• _WHAT YOU NEED TO DO_
Make an exact copy of each entry, leaving out every picture.

>> START SUPPLIED MATERIAL

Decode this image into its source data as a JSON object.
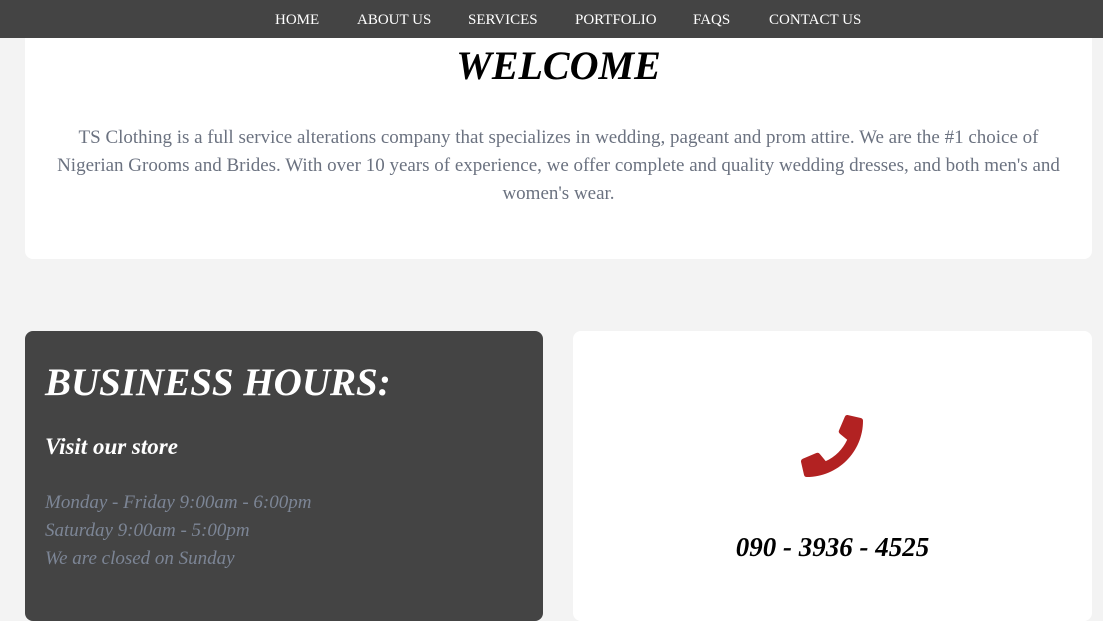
{
  "nav": {
    "items": [
      "HOME",
      "ABOUT US",
      "SERVICES",
      "PORTFOLIO",
      "FAQS",
      "CONTACT US"
    ]
  },
  "welcome": {
    "title": "WELCOME",
    "text": "TS Clothing is a full service alterations company that specializes in wedding, pageant and prom attire. We are the #1 choice of Nigerian Grooms and Brides. With over 10 years of experience, we offer complete and quality wedding dresses, and both men's and women's wear."
  },
  "hours": {
    "title": "BUSINESS HOURS:",
    "subtitle": "Visit our store",
    "lines": [
      "Monday - Friday 9:00am - 6:00pm",
      "Saturday 9:00am - 5:00pm",
      "We are closed on Sunday"
    ]
  },
  "contact": {
    "icon": "phone-icon",
    "phone": "090 - 3936 - 4525"
  },
  "colors": {
    "navbar": "#444444",
    "page_background": "#f3f3f3",
    "accent_phone_icon": "#b22222",
    "muted_text": "#6b7280"
  }
}
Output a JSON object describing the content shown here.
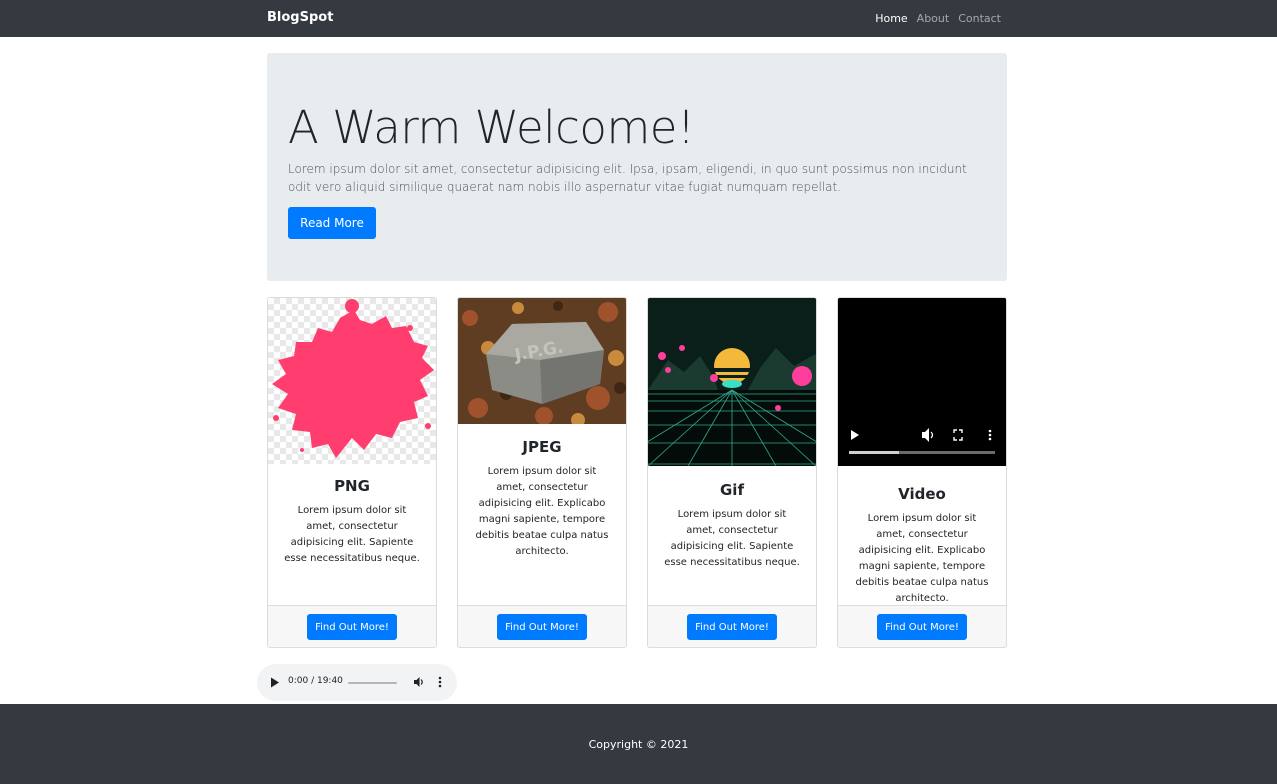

>> END SUPPLIED MATERIAL

• _OUTPUT FOR THIS EXERCISE_
Decode this image into its source data as a JSON object.
{
  "nav": {
    "items": [
      "HOME",
      "ABOUT US",
      "SERVICES",
      "PORTFOLIO",
      "FAQS",
      "CONTACT US"
    ]
  },
  "welcome": {
    "title": "WELCOME",
    "text": "TS Clothing is a full service alterations company that specializes in wedding, pageant and prom attire. We are the #1 choice of Nigerian Grooms and Brides. With over 10 years of experience, we offer complete and quality wedding dresses, and both men's and women's wear."
  },
  "hours": {
    "title": "BUSINESS HOURS:",
    "subtitle": "Visit our store",
    "lines": [
      "Monday - Friday 9:00am - 6:00pm",
      "Saturday 9:00am - 5:00pm",
      "We are closed on Sunday"
    ]
  },
  "contact": {
    "icon": "phone-icon",
    "phone": "090 - 3936 - 4525"
  },
  "colors": {
    "navbar": "#444444",
    "page_background": "#f3f3f3",
    "accent_phone_icon": "#b22222",
    "muted_text": "#6b7280"
  }
}
Output a JSON object describing the content shown here.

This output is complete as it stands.